-- Stated goal --
Every line with the string "true" should be gathered.

-- Task input --

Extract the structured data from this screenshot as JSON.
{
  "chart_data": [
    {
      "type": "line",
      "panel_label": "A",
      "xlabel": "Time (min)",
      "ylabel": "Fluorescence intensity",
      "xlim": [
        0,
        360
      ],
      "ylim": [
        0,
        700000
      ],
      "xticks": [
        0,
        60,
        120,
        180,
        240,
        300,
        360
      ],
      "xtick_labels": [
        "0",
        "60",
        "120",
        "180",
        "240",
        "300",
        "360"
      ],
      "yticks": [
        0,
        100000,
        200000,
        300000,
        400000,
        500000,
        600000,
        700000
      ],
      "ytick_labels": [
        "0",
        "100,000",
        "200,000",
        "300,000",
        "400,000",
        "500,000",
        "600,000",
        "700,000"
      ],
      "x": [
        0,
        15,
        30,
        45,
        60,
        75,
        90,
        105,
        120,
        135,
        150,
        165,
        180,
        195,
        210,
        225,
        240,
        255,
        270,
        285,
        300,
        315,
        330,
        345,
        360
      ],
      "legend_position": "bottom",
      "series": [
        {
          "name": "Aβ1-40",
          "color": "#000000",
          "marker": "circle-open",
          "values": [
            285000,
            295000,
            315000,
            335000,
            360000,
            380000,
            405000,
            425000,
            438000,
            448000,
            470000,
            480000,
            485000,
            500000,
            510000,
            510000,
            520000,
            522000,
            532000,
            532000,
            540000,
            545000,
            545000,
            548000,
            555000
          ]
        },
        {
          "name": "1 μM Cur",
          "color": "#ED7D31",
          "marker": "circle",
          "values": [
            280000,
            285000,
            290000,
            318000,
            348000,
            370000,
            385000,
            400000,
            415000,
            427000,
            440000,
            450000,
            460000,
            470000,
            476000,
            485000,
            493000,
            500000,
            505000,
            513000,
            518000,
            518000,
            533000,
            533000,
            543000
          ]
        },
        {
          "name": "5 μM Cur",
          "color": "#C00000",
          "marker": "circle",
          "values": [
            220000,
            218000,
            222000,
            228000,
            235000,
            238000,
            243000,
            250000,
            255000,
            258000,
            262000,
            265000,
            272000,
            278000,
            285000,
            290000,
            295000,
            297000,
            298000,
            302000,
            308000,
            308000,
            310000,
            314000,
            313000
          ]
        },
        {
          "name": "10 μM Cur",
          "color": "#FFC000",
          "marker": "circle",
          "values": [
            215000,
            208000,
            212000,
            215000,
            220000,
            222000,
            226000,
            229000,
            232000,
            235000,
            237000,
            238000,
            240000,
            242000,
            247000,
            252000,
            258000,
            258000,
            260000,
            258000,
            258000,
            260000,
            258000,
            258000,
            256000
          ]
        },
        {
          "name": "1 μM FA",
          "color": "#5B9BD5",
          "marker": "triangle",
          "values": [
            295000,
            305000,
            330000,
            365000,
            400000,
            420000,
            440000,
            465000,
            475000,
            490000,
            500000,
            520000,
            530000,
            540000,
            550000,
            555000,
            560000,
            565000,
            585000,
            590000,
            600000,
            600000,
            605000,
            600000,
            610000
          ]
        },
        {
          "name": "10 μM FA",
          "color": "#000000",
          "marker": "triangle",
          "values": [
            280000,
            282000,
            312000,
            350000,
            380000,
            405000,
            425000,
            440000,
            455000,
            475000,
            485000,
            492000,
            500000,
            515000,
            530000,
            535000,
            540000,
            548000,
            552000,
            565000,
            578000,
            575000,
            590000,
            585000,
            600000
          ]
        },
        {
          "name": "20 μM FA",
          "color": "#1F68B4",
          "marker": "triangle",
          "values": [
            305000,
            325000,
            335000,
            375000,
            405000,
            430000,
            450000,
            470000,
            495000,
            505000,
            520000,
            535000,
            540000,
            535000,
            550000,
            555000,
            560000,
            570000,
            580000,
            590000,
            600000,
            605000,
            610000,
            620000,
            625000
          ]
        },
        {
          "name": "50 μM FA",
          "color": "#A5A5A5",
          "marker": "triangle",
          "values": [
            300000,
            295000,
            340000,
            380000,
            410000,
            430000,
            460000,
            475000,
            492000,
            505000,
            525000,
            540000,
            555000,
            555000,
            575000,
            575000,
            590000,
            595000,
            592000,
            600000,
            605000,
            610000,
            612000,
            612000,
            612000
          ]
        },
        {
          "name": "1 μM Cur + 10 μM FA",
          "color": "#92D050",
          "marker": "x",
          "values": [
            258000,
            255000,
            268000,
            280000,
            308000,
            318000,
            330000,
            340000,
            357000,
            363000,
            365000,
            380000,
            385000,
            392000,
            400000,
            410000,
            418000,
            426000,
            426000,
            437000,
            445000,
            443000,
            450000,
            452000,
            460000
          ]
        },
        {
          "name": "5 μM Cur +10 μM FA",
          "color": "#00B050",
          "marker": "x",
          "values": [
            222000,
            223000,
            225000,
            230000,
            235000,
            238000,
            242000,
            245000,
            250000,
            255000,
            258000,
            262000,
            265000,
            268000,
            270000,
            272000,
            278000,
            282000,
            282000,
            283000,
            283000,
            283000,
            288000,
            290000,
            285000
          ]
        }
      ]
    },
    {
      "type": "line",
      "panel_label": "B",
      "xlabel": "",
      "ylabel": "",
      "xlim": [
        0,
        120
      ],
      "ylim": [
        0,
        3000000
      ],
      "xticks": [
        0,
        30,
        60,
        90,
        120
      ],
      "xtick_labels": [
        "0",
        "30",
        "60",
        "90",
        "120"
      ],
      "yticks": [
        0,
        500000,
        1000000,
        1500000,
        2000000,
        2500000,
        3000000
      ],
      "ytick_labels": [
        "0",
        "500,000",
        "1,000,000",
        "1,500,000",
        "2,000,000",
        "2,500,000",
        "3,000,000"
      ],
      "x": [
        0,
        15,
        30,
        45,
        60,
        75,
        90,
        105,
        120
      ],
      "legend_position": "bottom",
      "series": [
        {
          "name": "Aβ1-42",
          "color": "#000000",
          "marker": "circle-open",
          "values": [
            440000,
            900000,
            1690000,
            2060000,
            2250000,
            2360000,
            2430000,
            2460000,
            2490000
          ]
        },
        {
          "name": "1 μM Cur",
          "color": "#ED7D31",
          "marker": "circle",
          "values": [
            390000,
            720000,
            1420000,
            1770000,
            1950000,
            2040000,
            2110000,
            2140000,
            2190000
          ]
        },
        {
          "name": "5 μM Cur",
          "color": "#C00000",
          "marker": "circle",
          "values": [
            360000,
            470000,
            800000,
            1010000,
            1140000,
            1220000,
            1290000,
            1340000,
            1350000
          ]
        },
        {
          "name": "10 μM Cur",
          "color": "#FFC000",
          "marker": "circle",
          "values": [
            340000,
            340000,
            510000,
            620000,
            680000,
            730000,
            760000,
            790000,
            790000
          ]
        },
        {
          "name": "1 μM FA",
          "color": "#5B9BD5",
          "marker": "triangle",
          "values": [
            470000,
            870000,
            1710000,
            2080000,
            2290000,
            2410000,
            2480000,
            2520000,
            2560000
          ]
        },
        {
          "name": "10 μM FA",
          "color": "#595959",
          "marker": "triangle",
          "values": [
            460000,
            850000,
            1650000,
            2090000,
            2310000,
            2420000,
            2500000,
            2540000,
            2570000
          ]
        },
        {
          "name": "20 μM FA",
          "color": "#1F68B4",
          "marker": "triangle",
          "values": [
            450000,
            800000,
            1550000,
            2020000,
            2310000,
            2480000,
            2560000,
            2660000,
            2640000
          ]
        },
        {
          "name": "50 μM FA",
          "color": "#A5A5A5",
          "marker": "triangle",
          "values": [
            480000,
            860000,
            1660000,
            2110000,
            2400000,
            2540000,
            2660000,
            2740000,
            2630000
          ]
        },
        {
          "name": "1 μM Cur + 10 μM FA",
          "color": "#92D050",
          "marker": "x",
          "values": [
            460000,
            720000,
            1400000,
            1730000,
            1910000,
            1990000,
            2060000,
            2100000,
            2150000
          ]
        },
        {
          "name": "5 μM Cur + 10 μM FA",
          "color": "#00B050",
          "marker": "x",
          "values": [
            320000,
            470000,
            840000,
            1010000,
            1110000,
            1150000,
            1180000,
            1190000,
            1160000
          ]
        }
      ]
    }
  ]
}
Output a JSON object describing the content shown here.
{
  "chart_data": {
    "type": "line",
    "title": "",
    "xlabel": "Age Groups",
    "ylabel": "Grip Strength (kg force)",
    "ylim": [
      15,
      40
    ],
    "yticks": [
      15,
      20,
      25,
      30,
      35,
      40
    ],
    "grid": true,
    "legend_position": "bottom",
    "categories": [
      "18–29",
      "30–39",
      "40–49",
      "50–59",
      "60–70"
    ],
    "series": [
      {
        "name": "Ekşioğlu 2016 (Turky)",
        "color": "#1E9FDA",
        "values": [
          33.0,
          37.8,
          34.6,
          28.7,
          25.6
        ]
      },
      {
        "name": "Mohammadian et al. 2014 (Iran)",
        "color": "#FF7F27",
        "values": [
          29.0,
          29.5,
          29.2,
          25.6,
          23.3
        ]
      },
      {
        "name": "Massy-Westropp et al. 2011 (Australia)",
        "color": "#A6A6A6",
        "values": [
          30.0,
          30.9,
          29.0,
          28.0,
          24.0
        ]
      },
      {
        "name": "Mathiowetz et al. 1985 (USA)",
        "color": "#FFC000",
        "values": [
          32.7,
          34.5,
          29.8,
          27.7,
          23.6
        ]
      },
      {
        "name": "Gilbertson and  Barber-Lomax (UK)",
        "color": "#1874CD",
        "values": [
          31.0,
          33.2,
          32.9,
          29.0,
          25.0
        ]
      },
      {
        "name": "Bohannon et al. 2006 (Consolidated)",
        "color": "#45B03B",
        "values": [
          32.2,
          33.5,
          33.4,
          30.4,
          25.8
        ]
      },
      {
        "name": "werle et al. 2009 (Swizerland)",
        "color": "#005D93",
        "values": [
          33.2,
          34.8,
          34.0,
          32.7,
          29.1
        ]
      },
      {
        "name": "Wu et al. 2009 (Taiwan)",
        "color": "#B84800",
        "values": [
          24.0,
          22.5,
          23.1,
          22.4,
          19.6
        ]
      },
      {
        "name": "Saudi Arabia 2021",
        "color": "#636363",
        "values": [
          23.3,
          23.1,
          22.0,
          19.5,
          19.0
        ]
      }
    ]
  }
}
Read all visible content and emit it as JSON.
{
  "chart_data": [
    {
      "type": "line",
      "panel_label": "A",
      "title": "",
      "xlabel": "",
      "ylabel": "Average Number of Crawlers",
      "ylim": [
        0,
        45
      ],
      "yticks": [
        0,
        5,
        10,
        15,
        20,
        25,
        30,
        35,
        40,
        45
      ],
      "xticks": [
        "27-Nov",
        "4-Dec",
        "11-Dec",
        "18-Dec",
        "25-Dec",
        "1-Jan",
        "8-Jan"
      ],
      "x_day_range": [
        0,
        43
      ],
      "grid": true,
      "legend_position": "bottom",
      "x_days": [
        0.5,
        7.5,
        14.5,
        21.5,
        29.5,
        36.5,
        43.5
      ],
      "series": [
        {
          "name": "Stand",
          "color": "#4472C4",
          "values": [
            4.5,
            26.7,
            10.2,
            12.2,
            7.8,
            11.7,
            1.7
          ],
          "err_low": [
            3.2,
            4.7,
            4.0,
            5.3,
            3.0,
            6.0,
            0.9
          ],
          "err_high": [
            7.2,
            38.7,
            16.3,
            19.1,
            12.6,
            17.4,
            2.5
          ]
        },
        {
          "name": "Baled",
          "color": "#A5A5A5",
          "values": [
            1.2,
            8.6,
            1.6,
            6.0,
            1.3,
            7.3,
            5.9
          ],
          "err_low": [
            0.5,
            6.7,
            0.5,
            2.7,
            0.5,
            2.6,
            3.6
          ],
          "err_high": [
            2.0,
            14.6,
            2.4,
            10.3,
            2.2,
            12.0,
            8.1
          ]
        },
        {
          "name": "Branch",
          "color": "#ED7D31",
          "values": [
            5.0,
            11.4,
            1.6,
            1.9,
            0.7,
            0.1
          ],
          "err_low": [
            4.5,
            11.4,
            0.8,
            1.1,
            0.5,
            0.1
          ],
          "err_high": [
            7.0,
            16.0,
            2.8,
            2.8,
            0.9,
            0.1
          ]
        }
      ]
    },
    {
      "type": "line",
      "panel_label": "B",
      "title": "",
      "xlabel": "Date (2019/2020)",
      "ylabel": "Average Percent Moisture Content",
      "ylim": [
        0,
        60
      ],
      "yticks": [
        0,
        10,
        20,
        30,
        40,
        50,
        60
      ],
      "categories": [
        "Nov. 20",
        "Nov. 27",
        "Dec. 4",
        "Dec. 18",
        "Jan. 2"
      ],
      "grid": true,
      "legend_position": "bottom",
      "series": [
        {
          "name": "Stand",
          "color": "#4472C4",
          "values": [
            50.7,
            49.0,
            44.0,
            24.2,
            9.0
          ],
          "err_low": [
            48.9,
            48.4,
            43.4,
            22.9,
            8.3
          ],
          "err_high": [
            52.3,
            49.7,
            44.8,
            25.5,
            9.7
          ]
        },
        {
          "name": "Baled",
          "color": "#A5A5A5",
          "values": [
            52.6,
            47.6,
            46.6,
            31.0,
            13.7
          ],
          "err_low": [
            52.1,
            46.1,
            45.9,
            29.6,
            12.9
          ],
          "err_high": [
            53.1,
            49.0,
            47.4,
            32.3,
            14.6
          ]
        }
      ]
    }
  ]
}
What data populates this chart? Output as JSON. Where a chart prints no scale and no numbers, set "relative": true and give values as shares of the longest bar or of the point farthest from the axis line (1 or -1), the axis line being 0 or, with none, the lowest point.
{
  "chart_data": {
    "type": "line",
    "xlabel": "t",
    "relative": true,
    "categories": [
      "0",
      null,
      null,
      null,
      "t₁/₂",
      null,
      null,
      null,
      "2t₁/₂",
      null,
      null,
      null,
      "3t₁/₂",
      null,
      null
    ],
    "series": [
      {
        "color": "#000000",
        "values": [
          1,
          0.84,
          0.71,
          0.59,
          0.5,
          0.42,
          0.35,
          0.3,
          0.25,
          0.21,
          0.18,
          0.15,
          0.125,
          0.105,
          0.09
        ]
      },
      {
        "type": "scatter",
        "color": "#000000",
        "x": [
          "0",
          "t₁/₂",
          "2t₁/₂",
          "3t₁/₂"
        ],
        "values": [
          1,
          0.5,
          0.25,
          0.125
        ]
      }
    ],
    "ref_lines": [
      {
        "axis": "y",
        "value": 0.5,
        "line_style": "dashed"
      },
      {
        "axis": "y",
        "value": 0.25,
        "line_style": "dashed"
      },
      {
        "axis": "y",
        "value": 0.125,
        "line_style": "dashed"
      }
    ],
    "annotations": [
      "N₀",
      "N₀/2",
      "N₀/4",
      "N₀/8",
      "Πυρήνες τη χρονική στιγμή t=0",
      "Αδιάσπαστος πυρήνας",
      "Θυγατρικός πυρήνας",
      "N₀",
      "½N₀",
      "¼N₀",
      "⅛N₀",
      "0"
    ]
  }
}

-- Written response --
    "grid": true,
      "grid": true,
      "grid": true,
What data populates this chart? Output as JSON. Where a chart prints no scale and no numbers, set "relative": true and give values as shares of the longest bar or of the point farthest from the axis line (1 or -1), the axis line being 0 or, with none, the lowest point.
    "relative": true,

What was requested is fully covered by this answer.